Stated goal: Images appear in the records below; leave them out and repeat everything else exactly.

Records for the exercise:
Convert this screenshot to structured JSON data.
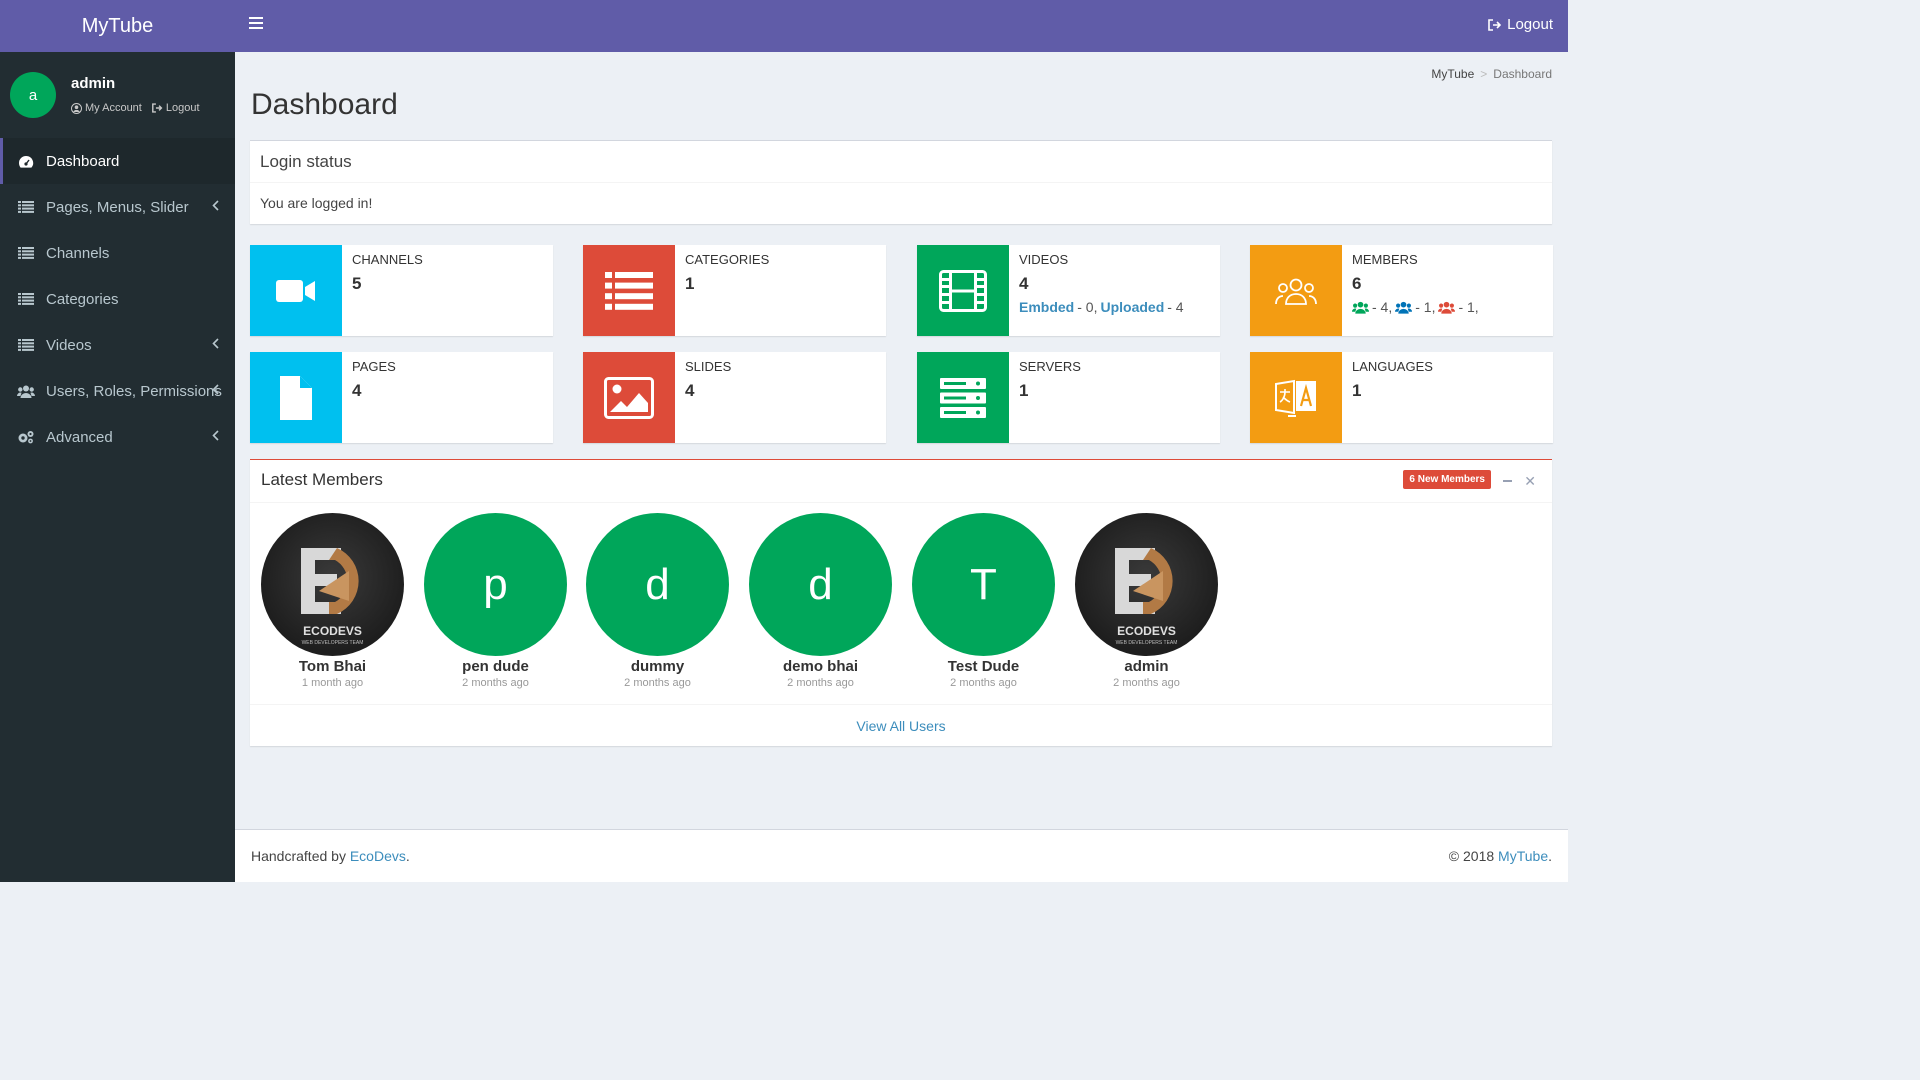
{
  "app": {
    "title": "MyTube",
    "logout_label": "Logout"
  },
  "sidebar": {
    "user": {
      "initial": "a",
      "name": "admin",
      "my_account": "My Account",
      "logout": "Logout"
    },
    "items": [
      {
        "label": "Dashboard",
        "icon": "dashboard-icon",
        "active": true
      },
      {
        "label": "Pages, Menus, Slider",
        "icon": "list-icon",
        "has_children": true
      },
      {
        "label": "Channels",
        "icon": "list-icon"
      },
      {
        "label": "Categories",
        "icon": "list-icon"
      },
      {
        "label": "Videos",
        "icon": "list-icon",
        "has_children": true
      },
      {
        "label": "Users, Roles, Permissions",
        "icon": "users-icon",
        "has_children": true
      },
      {
        "label": "Advanced",
        "icon": "cogs-icon",
        "has_children": true
      }
    ]
  },
  "breadcrumb": {
    "home": "MyTube",
    "current": "Dashboard"
  },
  "page": {
    "title": "Dashboard"
  },
  "login_box": {
    "title": "Login status",
    "message": "You are logged in!"
  },
  "stats": [
    {
      "label": "CHANNELS",
      "value": "5",
      "color": "#00c0ef",
      "icon": "video-camera-icon"
    },
    {
      "label": "CATEGORIES",
      "value": "1",
      "color": "#dd4b39",
      "icon": "list-icon"
    },
    {
      "label": "VIDEOS",
      "value": "4",
      "color": "#00a65a",
      "icon": "film-icon",
      "extra": {
        "embed_label": "Embded",
        "embed_count": "- 0,",
        "upload_label": "Uploaded",
        "upload_count": "- 4"
      }
    },
    {
      "label": "MEMBERS",
      "value": "6",
      "color": "#f39c12",
      "icon": "group-icon",
      "extra": {
        "green_count": "- 4,",
        "blue_count": "- 1,",
        "red_count": "- 1,"
      }
    },
    {
      "label": "PAGES",
      "value": "4",
      "color": "#00c0ef",
      "icon": "file-icon"
    },
    {
      "label": "SLIDES",
      "value": "4",
      "color": "#dd4b39",
      "icon": "image-icon"
    },
    {
      "label": "SERVERS",
      "value": "1",
      "color": "#00a65a",
      "icon": "server-icon"
    },
    {
      "label": "LANGUAGES",
      "value": "1",
      "color": "#f39c12",
      "icon": "language-icon"
    }
  ],
  "latest_members": {
    "title": "Latest Members",
    "badge": "6 New Members",
    "members": [
      {
        "name": "Tom Bhai",
        "ago": "1 month ago",
        "avatar": "image",
        "logo_text": "ECODEVS",
        "logo_sub": "WEB DEVELOPERS TEAM"
      },
      {
        "name": "pen dude",
        "ago": "2 months ago",
        "avatar": "p"
      },
      {
        "name": "dummy",
        "ago": "2 months ago",
        "avatar": "d"
      },
      {
        "name": "demo bhai",
        "ago": "2 months ago",
        "avatar": "d"
      },
      {
        "name": "Test Dude",
        "ago": "2 months ago",
        "avatar": "T"
      },
      {
        "name": "admin",
        "ago": "2 months ago",
        "avatar": "image",
        "logo_text": "ECODEVS",
        "logo_sub": "WEB DEVELOPERS TEAM"
      }
    ],
    "view_all": "View All Users"
  },
  "footer": {
    "left_prefix": "Handcrafted by",
    "left_link": "EcoDevs",
    "left_suffix": ".",
    "right_prefix": "© 2018",
    "right_link": "MyTube",
    "right_suffix": "."
  }
}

The reply:
Convert this screenshot to structured JSON data.
{
  "app": {
    "title": "MyTube",
    "logout_label": "Logout"
  },
  "sidebar": {
    "user": {
      "initial": "a",
      "name": "admin",
      "my_account": "My Account",
      "logout": "Logout"
    },
    "items": [
      {
        "label": "Dashboard",
        "icon": "dashboard-icon",
        "active": true
      },
      {
        "label": "Pages, Menus, Slider",
        "icon": "list-icon",
        "has_children": true
      },
      {
        "label": "Channels",
        "icon": "list-icon"
      },
      {
        "label": "Categories",
        "icon": "list-icon"
      },
      {
        "label": "Videos",
        "icon": "list-icon",
        "has_children": true
      },
      {
        "label": "Users, Roles, Permissions",
        "icon": "users-icon",
        "has_children": true
      },
      {
        "label": "Advanced",
        "icon": "cogs-icon",
        "has_children": true
      }
    ]
  },
  "breadcrumb": {
    "home": "MyTube",
    "current": "Dashboard"
  },
  "page": {
    "title": "Dashboard"
  },
  "login_box": {
    "title": "Login status",
    "message": "You are logged in!"
  },
  "stats": [
    {
      "label": "CHANNELS",
      "value": "5",
      "color": "#00c0ef",
      "icon": "video-camera-icon"
    },
    {
      "label": "CATEGORIES",
      "value": "1",
      "color": "#dd4b39",
      "icon": "list-icon"
    },
    {
      "label": "VIDEOS",
      "value": "4",
      "color": "#00a65a",
      "icon": "film-icon",
      "extra": {
        "embed_label": "Embded",
        "embed_count": "- 0,",
        "upload_label": "Uploaded",
        "upload_count": "- 4"
      }
    },
    {
      "label": "MEMBERS",
      "value": "6",
      "color": "#f39c12",
      "icon": "group-icon",
      "extra": {
        "green_count": "- 4,",
        "blue_count": "- 1,",
        "red_count": "- 1,"
      }
    },
    {
      "label": "PAGES",
      "value": "4",
      "color": "#00c0ef",
      "icon": "file-icon"
    },
    {
      "label": "SLIDES",
      "value": "4",
      "color": "#dd4b39",
      "icon": "image-icon"
    },
    {
      "label": "SERVERS",
      "value": "1",
      "color": "#00a65a",
      "icon": "server-icon"
    },
    {
      "label": "LANGUAGES",
      "value": "1",
      "color": "#f39c12",
      "icon": "language-icon"
    }
  ],
  "latest_members": {
    "title": "Latest Members",
    "badge": "6 New Members",
    "members": [
      {
        "name": "Tom Bhai",
        "ago": "1 month ago",
        "avatar": "image",
        "logo_text": "ECODEVS",
        "logo_sub": "WEB DEVELOPERS TEAM"
      },
      {
        "name": "pen dude",
        "ago": "2 months ago",
        "avatar": "p"
      },
      {
        "name": "dummy",
        "ago": "2 months ago",
        "avatar": "d"
      },
      {
        "name": "demo bhai",
        "ago": "2 months ago",
        "avatar": "d"
      },
      {
        "name": "Test Dude",
        "ago": "2 months ago",
        "avatar": "T"
      },
      {
        "name": "admin",
        "ago": "2 months ago",
        "avatar": "image",
        "logo_text": "ECODEVS",
        "logo_sub": "WEB DEVELOPERS TEAM"
      }
    ],
    "view_all": "View All Users"
  },
  "footer": {
    "left_prefix": "Handcrafted by",
    "left_link": "EcoDevs",
    "left_suffix": ".",
    "right_prefix": "© 2018",
    "right_link": "MyTube",
    "right_suffix": "."
  }
}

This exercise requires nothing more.